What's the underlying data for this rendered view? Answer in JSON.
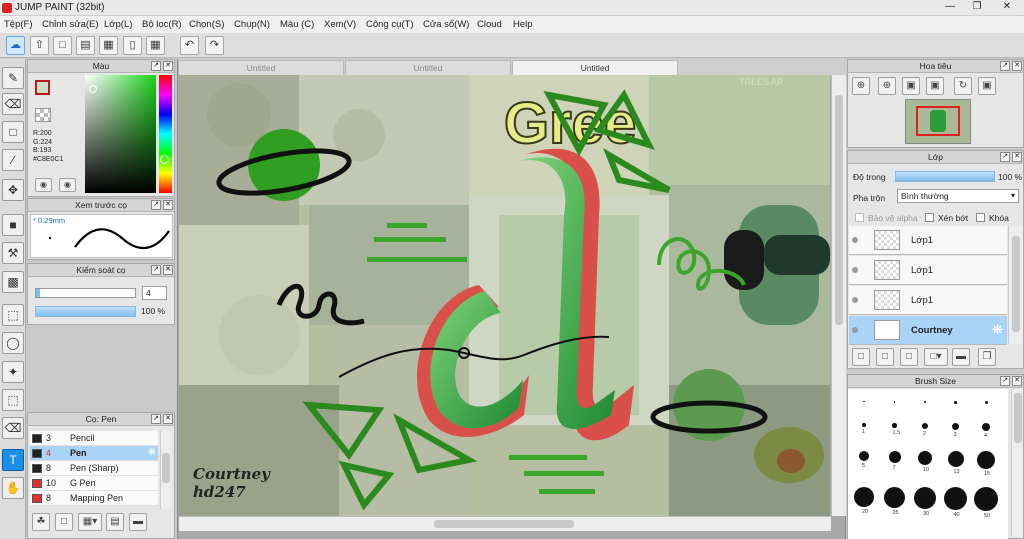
{
  "window": {
    "title": "JUMP PAINT (32bit)"
  },
  "menu": [
    "Tệp(F)",
    "Chỉnh sửa(E)",
    "Lớp(L)",
    "Bộ lọc(R)",
    "Chọn(S)",
    "Chụp(N)",
    "Màu (C)",
    "Xem(V)",
    "Công cụ(T)",
    "Cửa sổ(W)",
    "Cloud",
    "Help"
  ],
  "color_panel": {
    "title": "Màu",
    "r": "R:200",
    "g": "G:224",
    "b": "B:193",
    "hex": "#C8E0C1",
    "main_color": "#c8e0c1"
  },
  "brush_preview": {
    "title": "Xem trước cọ",
    "size": "0.29mm"
  },
  "brush_control": {
    "title": "Kiểm soát cọ",
    "size_value": "4",
    "opacity_value": "100 %"
  },
  "brush_list": {
    "title": "Cọ: Pen",
    "items": [
      {
        "size": "3",
        "name": "Pencil",
        "color": "#222222"
      },
      {
        "size": "4",
        "name": "Pen",
        "color": "#222222"
      },
      {
        "size": "8",
        "name": "Pen (Sharp)",
        "color": "#222222"
      },
      {
        "size": "10",
        "name": "G Pen",
        "color": "#e03030"
      },
      {
        "size": "8",
        "name": "Mapping Pen",
        "color": "#e03030"
      }
    ]
  },
  "tabs": [
    "Untitled",
    "Untitled",
    "Untitled"
  ],
  "navigator": {
    "title": "Hoa tiêu"
  },
  "layers": {
    "title": "Lớp",
    "opacity_label": "Độ trong",
    "opacity_value": "100 %",
    "blend_label": "Pha trộn",
    "blend_value": "Bình thường",
    "protect_alpha": "Bảo vệ alpha",
    "clip": "Xén bớt",
    "lock": "Khóa",
    "items": [
      "Lớp1",
      "Lớp1",
      "Lớp1",
      "Courtney"
    ]
  },
  "brush_size": {
    "title": "Brush Size",
    "labels": [
      "1",
      "1.5",
      "2",
      "3",
      "4",
      "5",
      "7",
      "10",
      "13",
      "15",
      "20",
      "25",
      "30",
      "40",
      "50"
    ]
  },
  "artwork": {
    "signature_line1": "Courtney",
    "signature_line2": "hd247",
    "green_text": "Gree",
    "trees_text": "TREES AR",
    "accent": "#2e9a3a"
  }
}
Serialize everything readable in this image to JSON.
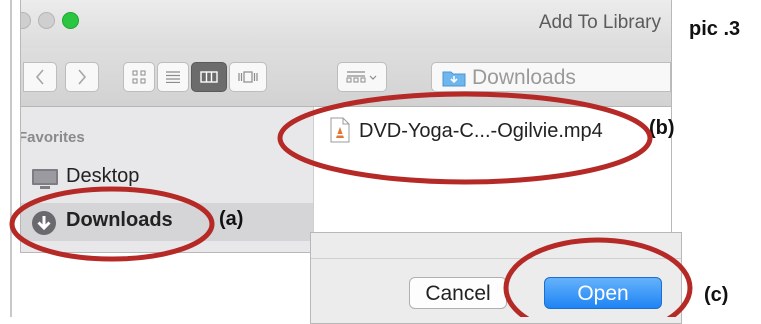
{
  "window": {
    "title": "Add To Library"
  },
  "toolbar": {
    "back_icon": "chevron-left-icon",
    "forward_icon": "chevron-right-icon",
    "view_modes": [
      "icons",
      "list",
      "columns",
      "cover-flow"
    ],
    "selected_view": "columns",
    "arrange_icon": "arrange-grid-icon",
    "location": "Downloads"
  },
  "sidebar": {
    "heading": "Favorites",
    "items": [
      {
        "label": "Desktop",
        "icon": "desktop-icon",
        "selected": false
      },
      {
        "label": "Downloads",
        "icon": "downloads-icon",
        "selected": true
      }
    ]
  },
  "files": [
    {
      "name": "DVD-Yoga-C...-Ogilvie.mp4",
      "icon": "video-file-icon"
    }
  ],
  "buttons": {
    "cancel": "Cancel",
    "open": "Open"
  },
  "annotations": {
    "caption": "pic .3",
    "label_a": "(a)",
    "label_b": "(b)",
    "label_c": "(c)",
    "ellipse_color": "#b52a26"
  },
  "colors": {
    "accent_blue": "#1f84f4",
    "zoom_green": "#2ac541"
  }
}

• [Direction]: Restate each of the entries above word for word and skip every image.

• [Response]:
What's the underlying data for this rendered view? Answer in JSON.
{
  "window": {
    "title": "JUMP PAINT (32bit)"
  },
  "menu": [
    "Tệp(F)",
    "Chỉnh sửa(E)",
    "Lớp(L)",
    "Bộ lọc(R)",
    "Chọn(S)",
    "Chụp(N)",
    "Màu (C)",
    "Xem(V)",
    "Công cụ(T)",
    "Cửa sổ(W)",
    "Cloud",
    "Help"
  ],
  "color_panel": {
    "title": "Màu",
    "r": "R:200",
    "g": "G:224",
    "b": "B:193",
    "hex": "#C8E0C1",
    "main_color": "#c8e0c1"
  },
  "brush_preview": {
    "title": "Xem trước cọ",
    "size": "0.29mm"
  },
  "brush_control": {
    "title": "Kiểm soát cọ",
    "size_value": "4",
    "opacity_value": "100 %"
  },
  "brush_list": {
    "title": "Cọ: Pen",
    "items": [
      {
        "size": "3",
        "name": "Pencil",
        "color": "#222222"
      },
      {
        "size": "4",
        "name": "Pen",
        "color": "#222222"
      },
      {
        "size": "8",
        "name": "Pen (Sharp)",
        "color": "#222222"
      },
      {
        "size": "10",
        "name": "G Pen",
        "color": "#e03030"
      },
      {
        "size": "8",
        "name": "Mapping Pen",
        "color": "#e03030"
      }
    ]
  },
  "tabs": [
    "Untitled",
    "Untitled",
    "Untitled"
  ],
  "navigator": {
    "title": "Hoa tiêu"
  },
  "layers": {
    "title": "Lớp",
    "opacity_label": "Độ trong",
    "opacity_value": "100 %",
    "blend_label": "Pha trộn",
    "blend_value": "Bình thường",
    "protect_alpha": "Bảo vệ alpha",
    "clip": "Xén bớt",
    "lock": "Khóa",
    "items": [
      "Lớp1",
      "Lớp1",
      "Lớp1",
      "Courtney"
    ]
  },
  "brush_size": {
    "title": "Brush Size",
    "labels": [
      "1",
      "1.5",
      "2",
      "3",
      "4",
      "5",
      "7",
      "10",
      "13",
      "15",
      "20",
      "25",
      "30",
      "40",
      "50"
    ]
  },
  "artwork": {
    "signature_line1": "Courtney",
    "signature_line2": "hd247",
    "green_text": "Gree",
    "trees_text": "TREES AR",
    "accent": "#2e9a3a"
  }
}
Serialize everything readable in this image to JSON.
{
  "window": {
    "title": "Add To Library"
  },
  "toolbar": {
    "back_icon": "chevron-left-icon",
    "forward_icon": "chevron-right-icon",
    "view_modes": [
      "icons",
      "list",
      "columns",
      "cover-flow"
    ],
    "selected_view": "columns",
    "arrange_icon": "arrange-grid-icon",
    "location": "Downloads"
  },
  "sidebar": {
    "heading": "Favorites",
    "items": [
      {
        "label": "Desktop",
        "icon": "desktop-icon",
        "selected": false
      },
      {
        "label": "Downloads",
        "icon": "downloads-icon",
        "selected": true
      }
    ]
  },
  "files": [
    {
      "name": "DVD-Yoga-C...-Ogilvie.mp4",
      "icon": "video-file-icon"
    }
  ],
  "buttons": {
    "cancel": "Cancel",
    "open": "Open"
  },
  "annotations": {
    "caption": "pic .3",
    "label_a": "(a)",
    "label_b": "(b)",
    "label_c": "(c)",
    "ellipse_color": "#b52a26"
  },
  "colors": {
    "accent_blue": "#1f84f4",
    "zoom_green": "#2ac541"
  }
}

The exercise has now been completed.